• _Provided records_:

○ ○ ○

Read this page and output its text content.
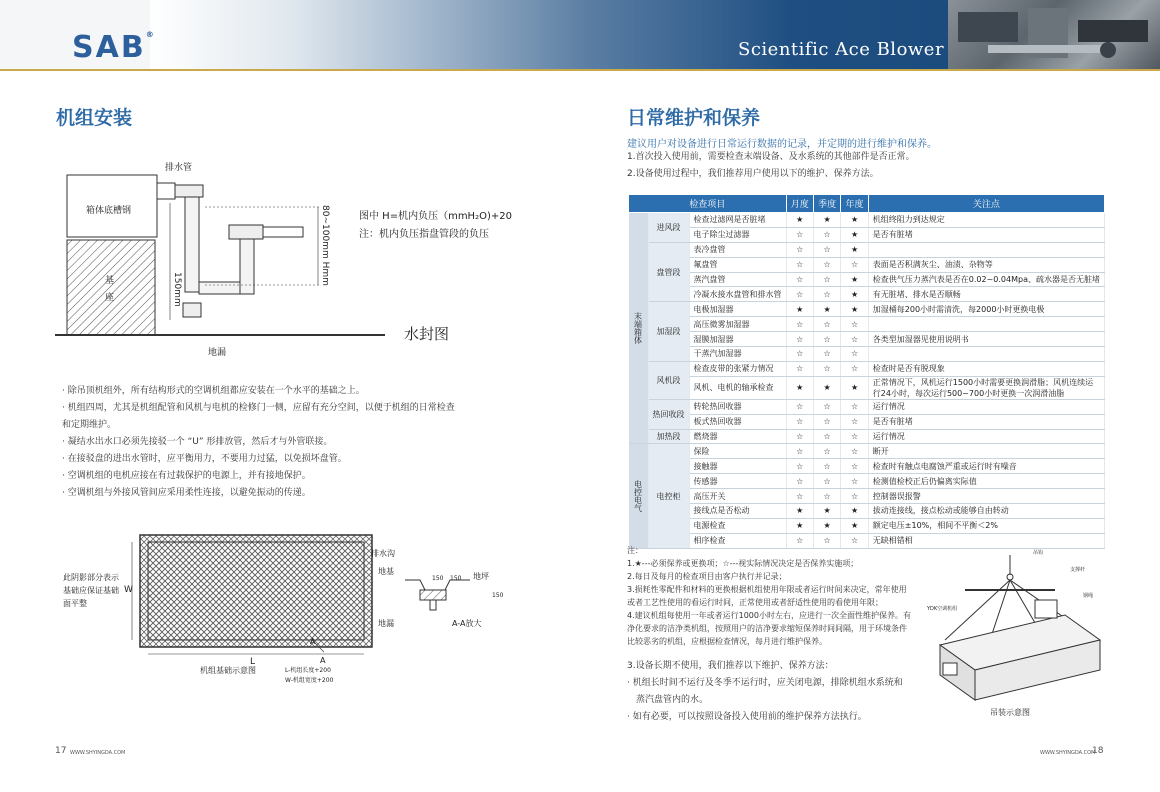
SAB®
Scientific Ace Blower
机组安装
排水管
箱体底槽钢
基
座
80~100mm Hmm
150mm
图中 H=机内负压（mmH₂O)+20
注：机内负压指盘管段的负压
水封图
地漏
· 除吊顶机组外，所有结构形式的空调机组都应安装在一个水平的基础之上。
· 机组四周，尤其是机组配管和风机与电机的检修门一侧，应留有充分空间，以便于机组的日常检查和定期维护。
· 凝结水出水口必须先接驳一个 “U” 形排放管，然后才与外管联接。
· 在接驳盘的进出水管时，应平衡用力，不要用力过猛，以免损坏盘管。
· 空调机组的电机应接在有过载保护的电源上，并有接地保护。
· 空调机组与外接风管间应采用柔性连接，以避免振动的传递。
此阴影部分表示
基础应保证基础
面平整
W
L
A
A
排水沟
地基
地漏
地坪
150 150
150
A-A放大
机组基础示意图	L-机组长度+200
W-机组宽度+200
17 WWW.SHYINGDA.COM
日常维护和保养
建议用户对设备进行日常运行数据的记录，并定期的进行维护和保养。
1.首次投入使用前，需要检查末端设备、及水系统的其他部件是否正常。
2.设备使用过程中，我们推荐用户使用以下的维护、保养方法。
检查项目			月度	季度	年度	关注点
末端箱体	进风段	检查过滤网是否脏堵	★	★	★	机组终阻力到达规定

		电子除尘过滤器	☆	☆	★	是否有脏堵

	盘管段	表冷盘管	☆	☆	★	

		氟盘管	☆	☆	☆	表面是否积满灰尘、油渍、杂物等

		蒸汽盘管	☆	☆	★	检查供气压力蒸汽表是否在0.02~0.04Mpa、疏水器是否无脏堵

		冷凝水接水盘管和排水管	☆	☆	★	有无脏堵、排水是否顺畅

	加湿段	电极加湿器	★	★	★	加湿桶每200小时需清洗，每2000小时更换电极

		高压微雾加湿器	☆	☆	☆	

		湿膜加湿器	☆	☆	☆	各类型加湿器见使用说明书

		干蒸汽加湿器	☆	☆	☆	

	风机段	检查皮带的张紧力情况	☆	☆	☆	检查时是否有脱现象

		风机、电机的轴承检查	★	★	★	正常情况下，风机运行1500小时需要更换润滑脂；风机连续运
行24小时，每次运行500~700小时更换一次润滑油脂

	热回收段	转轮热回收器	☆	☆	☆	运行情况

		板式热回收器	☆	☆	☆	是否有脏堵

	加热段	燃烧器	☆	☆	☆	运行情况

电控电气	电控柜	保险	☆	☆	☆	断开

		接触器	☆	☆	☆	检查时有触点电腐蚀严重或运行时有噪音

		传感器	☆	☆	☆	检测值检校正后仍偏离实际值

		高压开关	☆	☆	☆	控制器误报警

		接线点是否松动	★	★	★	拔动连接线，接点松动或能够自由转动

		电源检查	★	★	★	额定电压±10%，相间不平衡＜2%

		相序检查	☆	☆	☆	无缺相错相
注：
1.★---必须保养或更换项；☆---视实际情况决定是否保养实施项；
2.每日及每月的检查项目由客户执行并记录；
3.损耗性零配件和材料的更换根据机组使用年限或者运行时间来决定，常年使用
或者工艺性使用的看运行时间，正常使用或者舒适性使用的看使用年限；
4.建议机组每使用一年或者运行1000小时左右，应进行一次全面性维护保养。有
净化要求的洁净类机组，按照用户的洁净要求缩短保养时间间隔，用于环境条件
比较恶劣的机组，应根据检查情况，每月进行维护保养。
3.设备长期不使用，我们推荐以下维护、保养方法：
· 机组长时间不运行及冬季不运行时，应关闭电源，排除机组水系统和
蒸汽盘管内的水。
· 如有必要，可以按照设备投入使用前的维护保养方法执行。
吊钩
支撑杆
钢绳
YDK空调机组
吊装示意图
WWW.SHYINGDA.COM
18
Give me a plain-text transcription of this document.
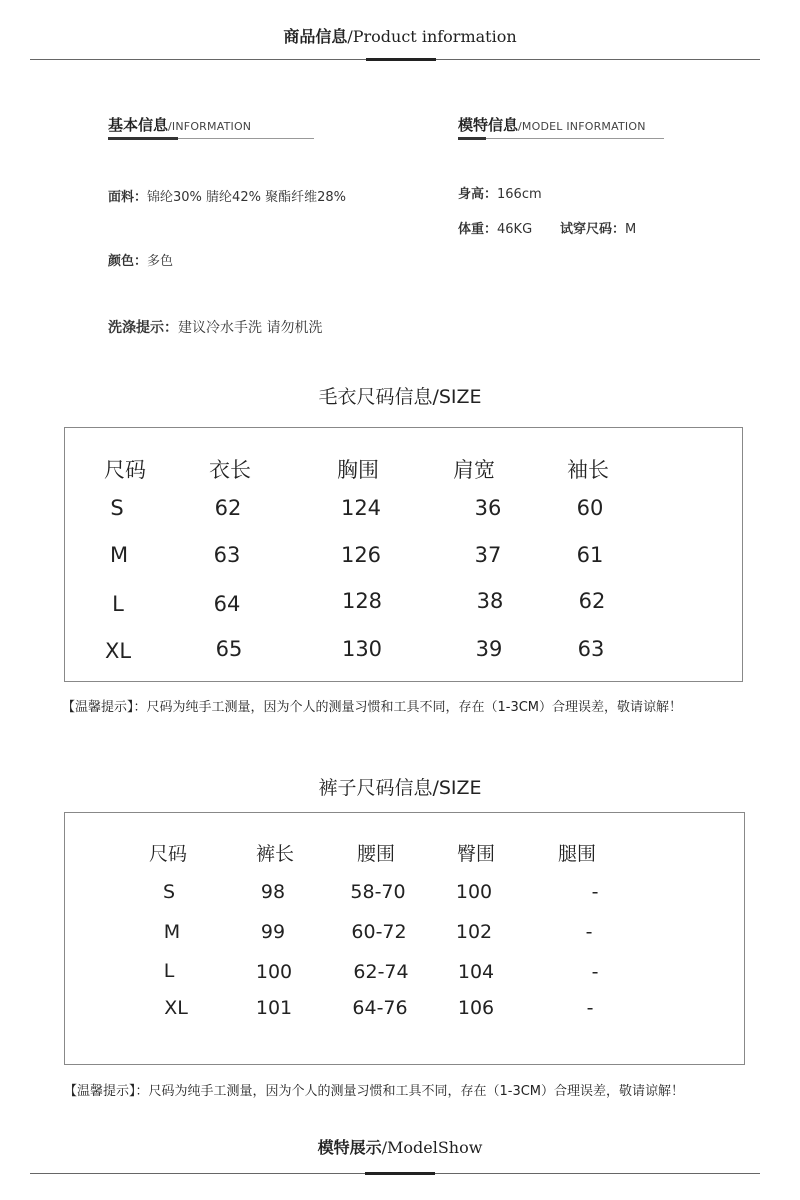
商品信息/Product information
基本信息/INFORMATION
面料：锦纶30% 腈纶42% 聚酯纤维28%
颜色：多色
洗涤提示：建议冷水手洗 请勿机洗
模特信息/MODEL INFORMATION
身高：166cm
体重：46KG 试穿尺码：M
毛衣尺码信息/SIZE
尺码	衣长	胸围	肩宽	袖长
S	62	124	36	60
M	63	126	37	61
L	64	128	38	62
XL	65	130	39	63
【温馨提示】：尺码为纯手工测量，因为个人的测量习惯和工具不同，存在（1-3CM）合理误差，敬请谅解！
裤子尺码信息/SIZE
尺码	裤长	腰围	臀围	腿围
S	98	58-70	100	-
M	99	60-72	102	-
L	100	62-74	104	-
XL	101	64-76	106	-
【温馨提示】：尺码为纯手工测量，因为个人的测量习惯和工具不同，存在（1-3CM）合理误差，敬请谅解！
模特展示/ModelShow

○ ○ ○

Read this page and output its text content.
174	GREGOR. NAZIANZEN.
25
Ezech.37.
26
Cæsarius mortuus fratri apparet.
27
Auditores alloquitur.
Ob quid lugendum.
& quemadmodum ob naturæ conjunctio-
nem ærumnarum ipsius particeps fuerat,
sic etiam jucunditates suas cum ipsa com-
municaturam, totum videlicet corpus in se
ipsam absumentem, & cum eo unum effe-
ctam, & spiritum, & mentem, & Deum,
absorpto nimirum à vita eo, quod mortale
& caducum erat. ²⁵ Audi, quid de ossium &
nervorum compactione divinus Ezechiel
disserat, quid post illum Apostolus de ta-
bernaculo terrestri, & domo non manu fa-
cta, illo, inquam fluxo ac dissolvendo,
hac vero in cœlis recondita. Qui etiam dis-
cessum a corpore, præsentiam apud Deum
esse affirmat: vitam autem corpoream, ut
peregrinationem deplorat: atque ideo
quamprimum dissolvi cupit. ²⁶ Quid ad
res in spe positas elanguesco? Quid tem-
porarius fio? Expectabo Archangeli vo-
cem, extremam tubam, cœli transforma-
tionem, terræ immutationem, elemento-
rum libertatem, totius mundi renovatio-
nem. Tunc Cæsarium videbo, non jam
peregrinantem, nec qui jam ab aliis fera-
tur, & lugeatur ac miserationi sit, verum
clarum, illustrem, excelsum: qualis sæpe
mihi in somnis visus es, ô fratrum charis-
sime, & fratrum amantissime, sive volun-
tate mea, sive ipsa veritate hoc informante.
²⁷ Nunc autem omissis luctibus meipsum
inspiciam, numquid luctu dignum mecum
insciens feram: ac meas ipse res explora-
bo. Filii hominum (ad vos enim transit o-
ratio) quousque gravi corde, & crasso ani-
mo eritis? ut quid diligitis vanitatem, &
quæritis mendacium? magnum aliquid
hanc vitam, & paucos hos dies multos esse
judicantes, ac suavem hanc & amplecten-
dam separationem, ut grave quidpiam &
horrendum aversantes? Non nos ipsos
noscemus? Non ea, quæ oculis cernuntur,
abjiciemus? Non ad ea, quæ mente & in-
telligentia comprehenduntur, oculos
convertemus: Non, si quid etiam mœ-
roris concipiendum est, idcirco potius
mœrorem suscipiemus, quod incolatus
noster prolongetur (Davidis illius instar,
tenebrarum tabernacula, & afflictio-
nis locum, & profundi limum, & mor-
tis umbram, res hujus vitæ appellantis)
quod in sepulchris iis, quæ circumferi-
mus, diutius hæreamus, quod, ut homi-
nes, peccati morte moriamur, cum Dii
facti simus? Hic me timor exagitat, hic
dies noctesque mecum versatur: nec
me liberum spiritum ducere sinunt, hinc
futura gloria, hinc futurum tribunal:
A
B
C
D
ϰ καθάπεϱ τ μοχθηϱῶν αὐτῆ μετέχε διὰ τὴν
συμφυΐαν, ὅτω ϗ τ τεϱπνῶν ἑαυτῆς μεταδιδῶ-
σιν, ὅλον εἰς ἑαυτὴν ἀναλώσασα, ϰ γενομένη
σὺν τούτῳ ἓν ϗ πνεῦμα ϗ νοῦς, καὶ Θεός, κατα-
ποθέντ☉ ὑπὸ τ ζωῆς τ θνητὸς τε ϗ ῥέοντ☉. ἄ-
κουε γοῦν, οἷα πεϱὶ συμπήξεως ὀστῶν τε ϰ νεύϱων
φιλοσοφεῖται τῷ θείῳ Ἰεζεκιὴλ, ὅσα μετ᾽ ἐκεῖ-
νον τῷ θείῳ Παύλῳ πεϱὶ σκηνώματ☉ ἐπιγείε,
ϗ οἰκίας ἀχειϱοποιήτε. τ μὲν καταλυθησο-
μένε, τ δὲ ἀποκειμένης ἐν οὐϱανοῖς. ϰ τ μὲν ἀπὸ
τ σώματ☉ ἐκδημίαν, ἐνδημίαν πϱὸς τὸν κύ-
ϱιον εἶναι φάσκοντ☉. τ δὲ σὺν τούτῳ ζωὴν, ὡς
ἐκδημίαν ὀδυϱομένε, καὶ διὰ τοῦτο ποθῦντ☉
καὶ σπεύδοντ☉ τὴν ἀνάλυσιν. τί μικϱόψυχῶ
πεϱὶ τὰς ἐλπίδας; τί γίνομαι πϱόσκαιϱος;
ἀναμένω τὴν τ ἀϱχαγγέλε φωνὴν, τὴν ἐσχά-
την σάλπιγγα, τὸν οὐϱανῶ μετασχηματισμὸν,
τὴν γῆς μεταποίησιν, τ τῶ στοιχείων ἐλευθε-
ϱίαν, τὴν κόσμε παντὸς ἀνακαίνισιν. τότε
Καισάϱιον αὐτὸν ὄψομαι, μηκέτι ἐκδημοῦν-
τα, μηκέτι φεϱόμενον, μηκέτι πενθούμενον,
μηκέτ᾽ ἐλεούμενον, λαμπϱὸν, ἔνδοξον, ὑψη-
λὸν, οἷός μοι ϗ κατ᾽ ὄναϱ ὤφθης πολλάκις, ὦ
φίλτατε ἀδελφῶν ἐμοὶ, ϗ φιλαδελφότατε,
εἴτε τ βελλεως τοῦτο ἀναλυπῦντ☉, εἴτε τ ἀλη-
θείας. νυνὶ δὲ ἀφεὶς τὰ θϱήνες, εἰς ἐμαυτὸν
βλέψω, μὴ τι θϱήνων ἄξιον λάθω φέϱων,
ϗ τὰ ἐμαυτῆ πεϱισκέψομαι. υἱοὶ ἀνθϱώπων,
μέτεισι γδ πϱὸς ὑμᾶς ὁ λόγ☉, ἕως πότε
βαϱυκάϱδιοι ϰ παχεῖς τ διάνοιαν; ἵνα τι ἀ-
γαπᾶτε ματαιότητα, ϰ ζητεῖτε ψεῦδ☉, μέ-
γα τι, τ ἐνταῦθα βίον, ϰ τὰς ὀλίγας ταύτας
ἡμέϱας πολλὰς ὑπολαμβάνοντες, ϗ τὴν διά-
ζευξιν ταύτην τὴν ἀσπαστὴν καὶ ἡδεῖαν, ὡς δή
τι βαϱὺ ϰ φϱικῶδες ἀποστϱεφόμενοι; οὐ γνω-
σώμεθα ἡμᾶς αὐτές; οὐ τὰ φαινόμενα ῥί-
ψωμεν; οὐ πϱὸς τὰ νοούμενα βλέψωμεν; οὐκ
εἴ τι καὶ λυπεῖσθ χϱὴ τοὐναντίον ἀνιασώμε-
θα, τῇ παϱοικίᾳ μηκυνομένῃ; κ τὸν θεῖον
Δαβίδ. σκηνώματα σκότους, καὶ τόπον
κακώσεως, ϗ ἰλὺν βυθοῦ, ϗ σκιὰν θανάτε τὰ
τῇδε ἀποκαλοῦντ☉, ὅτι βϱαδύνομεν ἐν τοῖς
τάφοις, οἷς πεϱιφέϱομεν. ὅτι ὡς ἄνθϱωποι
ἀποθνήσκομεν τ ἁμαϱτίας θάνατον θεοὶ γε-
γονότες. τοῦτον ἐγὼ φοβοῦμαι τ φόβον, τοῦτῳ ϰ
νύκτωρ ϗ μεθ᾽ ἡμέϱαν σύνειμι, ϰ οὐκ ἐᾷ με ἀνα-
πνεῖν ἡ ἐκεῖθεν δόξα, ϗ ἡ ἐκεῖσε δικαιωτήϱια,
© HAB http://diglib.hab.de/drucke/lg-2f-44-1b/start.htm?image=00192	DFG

○ ○ ○

• _What is required_: Show all lines in the entries above where the word "autem" appears.

• _Task answer_:
esse affirmat: vitam autem corpoream, ut
²⁷ Nunc autem omissis luctibus meipsum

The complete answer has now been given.